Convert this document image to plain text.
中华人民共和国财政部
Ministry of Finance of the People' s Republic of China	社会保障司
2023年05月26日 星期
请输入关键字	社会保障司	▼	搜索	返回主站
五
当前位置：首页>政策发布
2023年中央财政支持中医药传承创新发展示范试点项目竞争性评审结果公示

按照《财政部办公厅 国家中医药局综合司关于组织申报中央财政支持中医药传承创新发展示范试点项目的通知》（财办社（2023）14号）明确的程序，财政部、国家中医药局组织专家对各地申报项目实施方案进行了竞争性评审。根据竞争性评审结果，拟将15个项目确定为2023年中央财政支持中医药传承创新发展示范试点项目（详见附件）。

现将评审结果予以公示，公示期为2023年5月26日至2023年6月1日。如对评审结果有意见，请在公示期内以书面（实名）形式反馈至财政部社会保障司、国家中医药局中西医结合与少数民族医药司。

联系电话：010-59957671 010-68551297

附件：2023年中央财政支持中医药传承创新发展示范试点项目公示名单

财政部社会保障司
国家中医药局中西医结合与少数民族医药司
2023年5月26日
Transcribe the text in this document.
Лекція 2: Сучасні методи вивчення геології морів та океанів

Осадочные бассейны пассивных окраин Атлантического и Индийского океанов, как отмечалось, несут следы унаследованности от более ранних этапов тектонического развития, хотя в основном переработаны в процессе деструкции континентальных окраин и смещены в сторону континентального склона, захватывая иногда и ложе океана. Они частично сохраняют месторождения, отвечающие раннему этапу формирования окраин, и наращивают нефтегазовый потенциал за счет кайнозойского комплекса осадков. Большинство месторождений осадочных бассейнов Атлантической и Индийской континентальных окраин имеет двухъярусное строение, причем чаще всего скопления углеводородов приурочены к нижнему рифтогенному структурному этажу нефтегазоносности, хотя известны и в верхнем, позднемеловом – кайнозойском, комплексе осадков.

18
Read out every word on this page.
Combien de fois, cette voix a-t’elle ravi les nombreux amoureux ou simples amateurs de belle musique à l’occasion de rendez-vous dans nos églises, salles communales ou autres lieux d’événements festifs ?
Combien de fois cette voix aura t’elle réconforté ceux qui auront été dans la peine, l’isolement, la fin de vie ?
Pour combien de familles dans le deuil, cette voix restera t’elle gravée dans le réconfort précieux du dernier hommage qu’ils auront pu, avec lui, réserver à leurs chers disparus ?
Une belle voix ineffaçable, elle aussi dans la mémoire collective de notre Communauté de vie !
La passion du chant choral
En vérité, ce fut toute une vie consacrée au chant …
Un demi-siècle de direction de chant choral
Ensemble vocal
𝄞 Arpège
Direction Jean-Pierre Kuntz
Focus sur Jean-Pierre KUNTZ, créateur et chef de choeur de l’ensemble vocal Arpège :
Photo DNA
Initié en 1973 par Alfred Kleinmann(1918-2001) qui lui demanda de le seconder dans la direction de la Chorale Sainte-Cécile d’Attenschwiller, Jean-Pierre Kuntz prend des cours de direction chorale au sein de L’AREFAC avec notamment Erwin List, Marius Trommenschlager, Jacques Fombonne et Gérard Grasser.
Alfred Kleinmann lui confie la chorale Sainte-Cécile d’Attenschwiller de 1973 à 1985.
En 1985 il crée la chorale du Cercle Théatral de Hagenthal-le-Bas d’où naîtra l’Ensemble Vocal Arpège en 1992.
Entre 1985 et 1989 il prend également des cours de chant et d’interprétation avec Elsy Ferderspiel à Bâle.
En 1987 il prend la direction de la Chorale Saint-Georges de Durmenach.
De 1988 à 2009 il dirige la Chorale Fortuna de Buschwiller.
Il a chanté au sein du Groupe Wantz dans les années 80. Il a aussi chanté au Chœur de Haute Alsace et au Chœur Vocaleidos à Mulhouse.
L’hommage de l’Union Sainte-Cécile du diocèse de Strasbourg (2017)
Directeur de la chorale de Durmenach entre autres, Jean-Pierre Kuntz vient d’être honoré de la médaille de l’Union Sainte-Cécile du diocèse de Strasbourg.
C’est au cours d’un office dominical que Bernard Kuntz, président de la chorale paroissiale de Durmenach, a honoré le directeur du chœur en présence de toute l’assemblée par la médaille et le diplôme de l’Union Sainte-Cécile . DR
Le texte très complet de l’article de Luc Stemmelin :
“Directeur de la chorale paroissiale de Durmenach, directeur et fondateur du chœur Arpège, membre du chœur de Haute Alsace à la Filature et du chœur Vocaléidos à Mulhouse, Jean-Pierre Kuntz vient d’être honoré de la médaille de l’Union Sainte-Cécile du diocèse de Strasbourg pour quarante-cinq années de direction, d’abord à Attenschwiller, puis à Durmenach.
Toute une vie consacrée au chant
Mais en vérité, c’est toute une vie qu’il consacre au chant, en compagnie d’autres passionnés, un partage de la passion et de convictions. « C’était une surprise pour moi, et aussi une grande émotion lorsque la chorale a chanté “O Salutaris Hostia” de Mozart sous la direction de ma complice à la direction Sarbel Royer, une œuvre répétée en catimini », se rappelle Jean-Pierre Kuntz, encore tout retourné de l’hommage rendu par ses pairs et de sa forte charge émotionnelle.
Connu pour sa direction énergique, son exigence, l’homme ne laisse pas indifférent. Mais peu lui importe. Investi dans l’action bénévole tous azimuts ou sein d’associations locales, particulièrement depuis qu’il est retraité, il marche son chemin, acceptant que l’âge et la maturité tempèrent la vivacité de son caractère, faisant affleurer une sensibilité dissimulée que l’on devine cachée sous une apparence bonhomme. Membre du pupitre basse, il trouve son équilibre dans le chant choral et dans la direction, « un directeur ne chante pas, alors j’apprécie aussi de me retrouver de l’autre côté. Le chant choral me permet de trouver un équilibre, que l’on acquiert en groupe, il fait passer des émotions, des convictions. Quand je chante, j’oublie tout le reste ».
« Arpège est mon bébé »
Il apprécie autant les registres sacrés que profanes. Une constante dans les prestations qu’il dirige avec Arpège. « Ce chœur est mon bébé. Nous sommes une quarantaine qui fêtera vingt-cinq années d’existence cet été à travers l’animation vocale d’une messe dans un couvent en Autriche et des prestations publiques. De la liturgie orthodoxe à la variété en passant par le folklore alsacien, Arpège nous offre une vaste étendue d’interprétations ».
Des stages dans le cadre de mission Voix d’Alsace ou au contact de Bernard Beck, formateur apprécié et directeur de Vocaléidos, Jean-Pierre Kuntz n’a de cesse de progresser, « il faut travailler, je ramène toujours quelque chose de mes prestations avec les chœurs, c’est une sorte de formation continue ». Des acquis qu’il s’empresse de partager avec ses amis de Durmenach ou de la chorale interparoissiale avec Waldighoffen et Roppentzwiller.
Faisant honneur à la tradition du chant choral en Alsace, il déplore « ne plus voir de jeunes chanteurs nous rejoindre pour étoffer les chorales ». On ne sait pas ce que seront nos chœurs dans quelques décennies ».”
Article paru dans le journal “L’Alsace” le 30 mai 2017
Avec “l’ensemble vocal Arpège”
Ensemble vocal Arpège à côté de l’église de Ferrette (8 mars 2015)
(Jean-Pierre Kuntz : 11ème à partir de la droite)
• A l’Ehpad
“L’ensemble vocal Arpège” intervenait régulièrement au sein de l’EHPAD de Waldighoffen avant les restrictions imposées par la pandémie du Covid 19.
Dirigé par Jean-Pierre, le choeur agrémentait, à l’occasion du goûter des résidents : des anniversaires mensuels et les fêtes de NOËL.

Written exercise. Select the lines from the entries that include the word "fois".

Answer.
Combien de fois, cette voix a-t’elle ravi les nombreux amoureux ou simples amateurs de belle musique à l’occasion de rendez-vous dans nos églises, salles communales ou autres lieux d’événements festifs ?
Combien de fois cette voix aura t’elle réconforté ceux qui auront été dans la peine, l’isolement, la fin de vie ?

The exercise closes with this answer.